begin

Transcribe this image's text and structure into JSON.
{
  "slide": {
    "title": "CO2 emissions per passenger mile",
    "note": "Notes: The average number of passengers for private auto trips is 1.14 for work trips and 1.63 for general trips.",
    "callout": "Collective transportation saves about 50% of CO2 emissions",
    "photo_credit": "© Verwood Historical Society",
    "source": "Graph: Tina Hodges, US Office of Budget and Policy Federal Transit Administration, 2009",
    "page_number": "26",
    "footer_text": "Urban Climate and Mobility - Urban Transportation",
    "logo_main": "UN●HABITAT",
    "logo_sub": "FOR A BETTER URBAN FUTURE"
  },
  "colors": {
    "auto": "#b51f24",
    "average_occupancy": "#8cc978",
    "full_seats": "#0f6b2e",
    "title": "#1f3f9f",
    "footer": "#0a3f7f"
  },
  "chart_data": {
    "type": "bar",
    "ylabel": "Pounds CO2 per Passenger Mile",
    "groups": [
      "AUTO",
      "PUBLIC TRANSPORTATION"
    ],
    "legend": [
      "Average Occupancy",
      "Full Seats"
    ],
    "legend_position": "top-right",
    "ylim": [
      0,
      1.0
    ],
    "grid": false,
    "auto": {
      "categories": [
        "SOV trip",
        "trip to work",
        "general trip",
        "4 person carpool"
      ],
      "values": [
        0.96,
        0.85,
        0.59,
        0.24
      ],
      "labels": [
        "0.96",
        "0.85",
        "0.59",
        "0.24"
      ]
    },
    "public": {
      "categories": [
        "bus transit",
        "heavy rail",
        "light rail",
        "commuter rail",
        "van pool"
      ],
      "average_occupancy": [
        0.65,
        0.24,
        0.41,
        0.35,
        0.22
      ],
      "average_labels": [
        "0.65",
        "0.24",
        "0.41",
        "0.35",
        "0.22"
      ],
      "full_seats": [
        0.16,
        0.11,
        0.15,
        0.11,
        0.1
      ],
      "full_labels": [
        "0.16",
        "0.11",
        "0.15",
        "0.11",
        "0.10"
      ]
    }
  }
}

end
begin

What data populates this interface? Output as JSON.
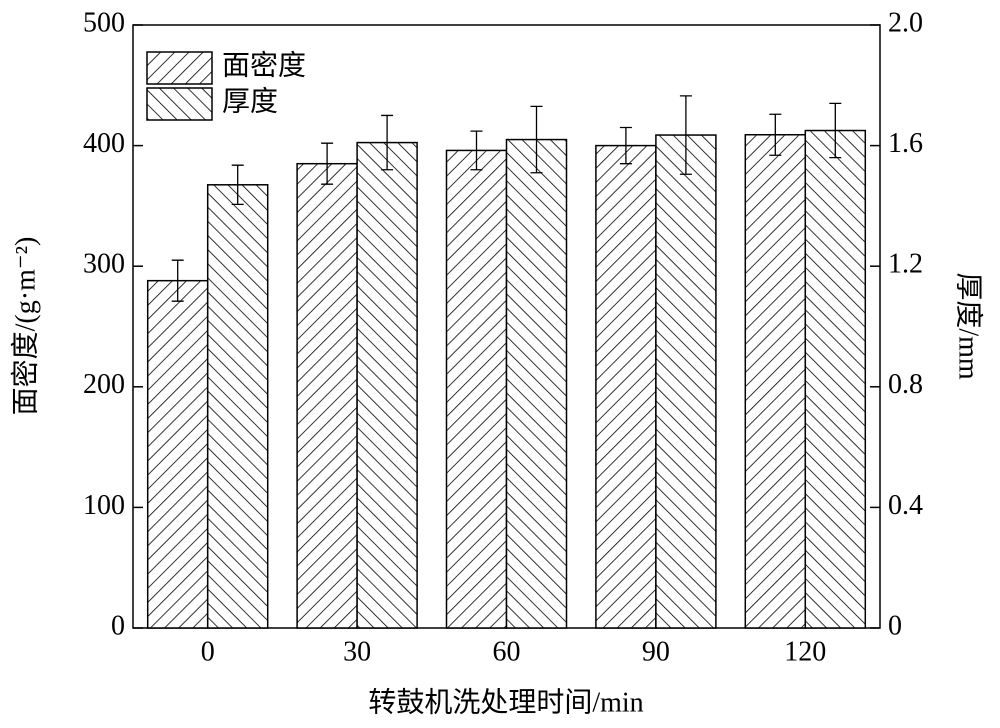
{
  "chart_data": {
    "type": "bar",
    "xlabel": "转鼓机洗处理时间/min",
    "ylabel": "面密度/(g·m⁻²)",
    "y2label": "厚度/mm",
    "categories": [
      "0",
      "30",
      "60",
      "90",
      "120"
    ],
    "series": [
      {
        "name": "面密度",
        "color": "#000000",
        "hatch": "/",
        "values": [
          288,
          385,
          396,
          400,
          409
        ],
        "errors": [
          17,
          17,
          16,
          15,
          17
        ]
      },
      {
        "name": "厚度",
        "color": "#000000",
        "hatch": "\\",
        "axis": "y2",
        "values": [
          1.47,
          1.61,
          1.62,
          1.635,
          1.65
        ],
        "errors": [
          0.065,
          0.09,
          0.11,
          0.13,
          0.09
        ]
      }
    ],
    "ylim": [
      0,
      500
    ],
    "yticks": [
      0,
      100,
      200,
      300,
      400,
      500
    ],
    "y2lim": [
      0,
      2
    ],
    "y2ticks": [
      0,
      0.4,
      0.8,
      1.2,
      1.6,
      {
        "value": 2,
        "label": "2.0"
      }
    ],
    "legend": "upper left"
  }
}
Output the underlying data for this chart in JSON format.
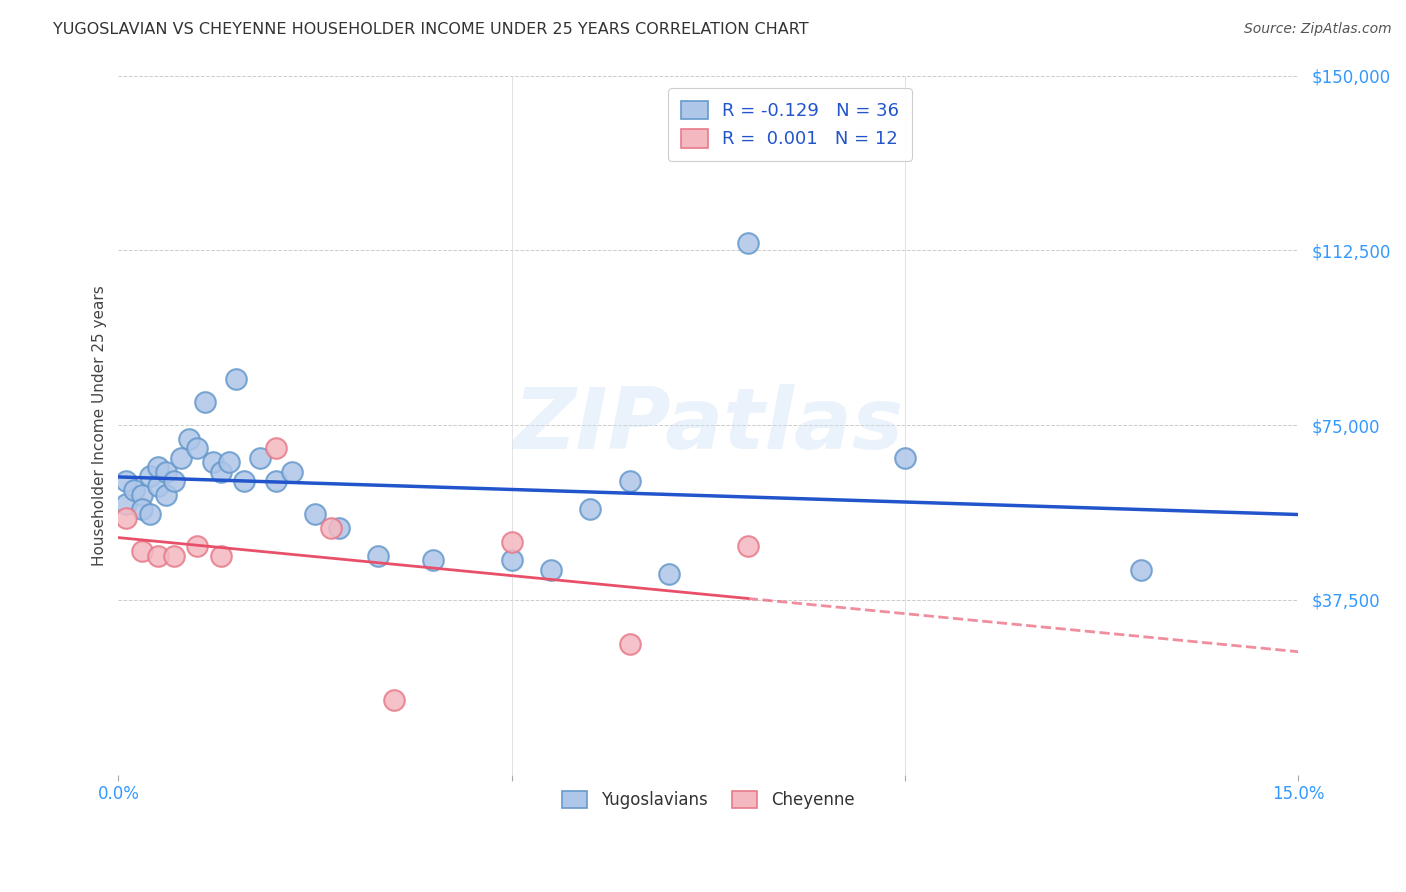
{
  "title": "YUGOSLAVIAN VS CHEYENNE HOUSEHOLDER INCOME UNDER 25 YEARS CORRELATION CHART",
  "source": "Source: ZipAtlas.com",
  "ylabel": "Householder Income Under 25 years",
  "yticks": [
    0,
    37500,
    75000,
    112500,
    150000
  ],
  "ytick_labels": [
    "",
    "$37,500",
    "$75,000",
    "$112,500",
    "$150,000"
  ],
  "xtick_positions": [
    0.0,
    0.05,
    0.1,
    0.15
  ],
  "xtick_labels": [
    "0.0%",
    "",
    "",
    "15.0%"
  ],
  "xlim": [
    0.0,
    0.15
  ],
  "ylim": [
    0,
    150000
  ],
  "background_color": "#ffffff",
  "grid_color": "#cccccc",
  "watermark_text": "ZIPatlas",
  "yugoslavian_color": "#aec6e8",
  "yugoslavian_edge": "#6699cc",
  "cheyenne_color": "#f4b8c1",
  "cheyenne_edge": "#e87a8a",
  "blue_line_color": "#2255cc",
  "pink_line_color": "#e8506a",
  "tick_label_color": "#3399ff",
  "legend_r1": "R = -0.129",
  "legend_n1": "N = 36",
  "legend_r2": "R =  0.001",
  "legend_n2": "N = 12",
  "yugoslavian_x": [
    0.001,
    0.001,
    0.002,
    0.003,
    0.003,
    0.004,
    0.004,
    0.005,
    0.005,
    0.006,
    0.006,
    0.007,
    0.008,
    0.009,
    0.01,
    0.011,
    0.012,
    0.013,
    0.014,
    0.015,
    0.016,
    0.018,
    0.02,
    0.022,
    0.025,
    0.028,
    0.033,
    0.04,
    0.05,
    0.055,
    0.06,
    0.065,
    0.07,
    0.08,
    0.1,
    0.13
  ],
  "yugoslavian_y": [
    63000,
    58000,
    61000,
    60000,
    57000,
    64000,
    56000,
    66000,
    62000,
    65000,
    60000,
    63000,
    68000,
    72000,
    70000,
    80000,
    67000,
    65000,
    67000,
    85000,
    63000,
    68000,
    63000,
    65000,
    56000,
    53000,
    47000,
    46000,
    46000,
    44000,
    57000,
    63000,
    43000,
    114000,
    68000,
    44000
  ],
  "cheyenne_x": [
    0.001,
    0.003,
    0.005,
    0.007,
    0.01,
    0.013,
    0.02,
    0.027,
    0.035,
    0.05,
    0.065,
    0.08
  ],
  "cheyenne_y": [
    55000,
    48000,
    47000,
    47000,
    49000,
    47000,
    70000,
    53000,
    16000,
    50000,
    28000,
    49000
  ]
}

end

What to do: Filter for "title". Return all lines that hold it.

Output:
    "title": "CO2 emissions per passenger mile",
    "title": "#1f3f9f",
  "title": "YUGOSLAVIAN VS CHEYENNE HOUSEHOLDER INCOME UNDER 25 YEARS CORRELATION CHART",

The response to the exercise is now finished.